* _Extrait du document_:
++++++++++

Le salarié a droit, même au temps et au lieu de travail, au respect de l'intimité de sa vie privée et que l'employeur ne peut, sans violation de cette liberté fondamentale, fonder un licenciement sur un fait relevant de l'intimité de la vie privée du salarié.
Est nul le licenciement prononcé en violation d'une liberté fondamentale.
En l'espèce, la nullité du licenciement, avait été écartée par les juges du fond au motif, d'une part, que la lettre de licenciement pour faute grave faisait état de divers manquements dans l'exécution du contrat de travail et griefs relatifs au comportement de la salariée sans faire aucune mention d'un grief en relation avec sa vie privée ou constituant une atteinte au respect de celle-ci et, d'autre part, que la salariée a elle-même diffusé, dans le cadre de la procédure, les SMS échangés entre elle-même et le président de la société, de sorte que si cette atteinte est établie, elle rend simplement le licenciement sans cause réelle et sérieuse et non pas nul.
A tort pour la Cour de cassation dès lors que le juge avait établi que la véritable cause du licenciement était la découverte par l'épouse du président de la société, elle-même directrice générale de celle-ci, de la liaison qu'entretenait son mari avec la salariée depuis plusieurs mois et l'ultimatum qu'elle lui avait posé de la licencier immédiatement. Le juge du fond aurait dû en déduire que le licenciement était fondé sur un fait relevant de l'intimité de la vie privée de la salariée, de sorte qu'il était atteint de nullité.

++++++++++

* _Données sources_:

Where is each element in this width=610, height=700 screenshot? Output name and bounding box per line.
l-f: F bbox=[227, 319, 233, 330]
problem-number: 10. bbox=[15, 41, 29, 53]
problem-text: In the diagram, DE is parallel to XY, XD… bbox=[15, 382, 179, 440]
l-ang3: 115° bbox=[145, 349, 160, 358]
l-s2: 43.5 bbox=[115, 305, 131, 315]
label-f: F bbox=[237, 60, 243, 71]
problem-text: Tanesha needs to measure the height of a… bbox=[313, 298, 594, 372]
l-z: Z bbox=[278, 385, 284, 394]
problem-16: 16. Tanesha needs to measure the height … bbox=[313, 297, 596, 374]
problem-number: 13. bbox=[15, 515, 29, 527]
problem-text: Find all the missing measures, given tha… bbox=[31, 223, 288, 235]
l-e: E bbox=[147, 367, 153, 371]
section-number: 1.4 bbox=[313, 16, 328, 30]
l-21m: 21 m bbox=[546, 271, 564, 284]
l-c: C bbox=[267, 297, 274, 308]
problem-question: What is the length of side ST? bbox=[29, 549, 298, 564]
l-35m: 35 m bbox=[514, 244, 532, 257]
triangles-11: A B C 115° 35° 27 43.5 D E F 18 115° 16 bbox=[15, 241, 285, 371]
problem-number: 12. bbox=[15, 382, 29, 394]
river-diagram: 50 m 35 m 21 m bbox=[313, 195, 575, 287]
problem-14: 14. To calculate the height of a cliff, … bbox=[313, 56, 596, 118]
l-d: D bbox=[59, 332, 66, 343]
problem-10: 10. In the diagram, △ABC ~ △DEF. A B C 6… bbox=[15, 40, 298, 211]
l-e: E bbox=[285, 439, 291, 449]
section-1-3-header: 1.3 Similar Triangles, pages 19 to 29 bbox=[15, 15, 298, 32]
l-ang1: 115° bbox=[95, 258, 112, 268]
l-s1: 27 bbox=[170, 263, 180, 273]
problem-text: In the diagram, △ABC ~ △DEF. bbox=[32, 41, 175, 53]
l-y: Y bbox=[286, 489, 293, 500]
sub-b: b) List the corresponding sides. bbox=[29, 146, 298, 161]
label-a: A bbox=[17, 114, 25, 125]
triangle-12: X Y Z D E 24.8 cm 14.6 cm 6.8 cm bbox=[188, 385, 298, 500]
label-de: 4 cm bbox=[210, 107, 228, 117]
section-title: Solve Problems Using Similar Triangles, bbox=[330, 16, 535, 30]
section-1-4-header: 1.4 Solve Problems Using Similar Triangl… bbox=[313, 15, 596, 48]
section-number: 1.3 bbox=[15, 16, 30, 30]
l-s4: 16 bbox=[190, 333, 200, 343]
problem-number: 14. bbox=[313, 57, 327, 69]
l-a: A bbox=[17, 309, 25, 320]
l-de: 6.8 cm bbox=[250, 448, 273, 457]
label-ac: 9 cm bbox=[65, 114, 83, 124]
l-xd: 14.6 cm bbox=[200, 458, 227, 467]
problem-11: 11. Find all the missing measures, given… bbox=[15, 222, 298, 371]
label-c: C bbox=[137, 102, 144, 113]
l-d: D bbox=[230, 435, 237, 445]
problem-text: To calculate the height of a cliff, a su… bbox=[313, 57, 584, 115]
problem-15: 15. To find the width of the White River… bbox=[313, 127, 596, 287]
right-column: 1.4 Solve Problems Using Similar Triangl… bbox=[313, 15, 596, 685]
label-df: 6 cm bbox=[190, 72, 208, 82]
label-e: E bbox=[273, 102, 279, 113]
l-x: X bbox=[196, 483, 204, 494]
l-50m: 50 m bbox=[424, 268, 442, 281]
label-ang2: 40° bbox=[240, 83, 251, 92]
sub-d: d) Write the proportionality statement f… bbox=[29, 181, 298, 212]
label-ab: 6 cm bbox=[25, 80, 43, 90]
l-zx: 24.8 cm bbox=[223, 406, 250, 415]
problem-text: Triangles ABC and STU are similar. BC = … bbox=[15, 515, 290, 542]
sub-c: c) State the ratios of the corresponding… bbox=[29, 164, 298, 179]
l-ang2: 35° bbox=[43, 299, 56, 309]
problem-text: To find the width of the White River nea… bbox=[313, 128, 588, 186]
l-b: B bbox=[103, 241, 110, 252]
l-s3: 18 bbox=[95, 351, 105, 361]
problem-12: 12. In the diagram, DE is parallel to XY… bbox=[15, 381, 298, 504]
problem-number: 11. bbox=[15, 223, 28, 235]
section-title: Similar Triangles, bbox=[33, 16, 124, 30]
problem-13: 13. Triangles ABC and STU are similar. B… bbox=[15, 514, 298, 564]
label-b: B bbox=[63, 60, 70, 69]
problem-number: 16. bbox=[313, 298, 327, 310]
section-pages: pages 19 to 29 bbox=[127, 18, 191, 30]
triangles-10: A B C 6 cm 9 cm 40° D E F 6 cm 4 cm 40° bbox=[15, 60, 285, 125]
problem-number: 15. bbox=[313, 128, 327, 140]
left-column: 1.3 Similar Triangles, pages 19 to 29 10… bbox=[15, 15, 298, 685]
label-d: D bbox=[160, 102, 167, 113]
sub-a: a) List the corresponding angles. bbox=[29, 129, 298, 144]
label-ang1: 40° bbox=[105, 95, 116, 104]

++++++++++

* _Consigne_: Dites si chacune des affirmations suivantes concorde avec l'extrait du document, en répondant par oui ou non et en citant textuellement les mots décisifs : (a) un licenciement prononcé en violation d'une liberté fondamentale est nul ; (b) la lettre de licenciement mentionnait un grief lié à la vie privée de la salariée ; (c) l'épouse du président occupait le poste de directrice générale de la société.

* _Corrigé_:
(a) Oui : « Est nul le licenciement prononcé en violation d'une liberté fondamentale. »
(b) Non : « sans faire aucune mention d'un grief en relation avec sa vie privée ou constituant une atteinte au respect de celle-ci »
(c) Oui : « elle-même directrice générale de celle-ci »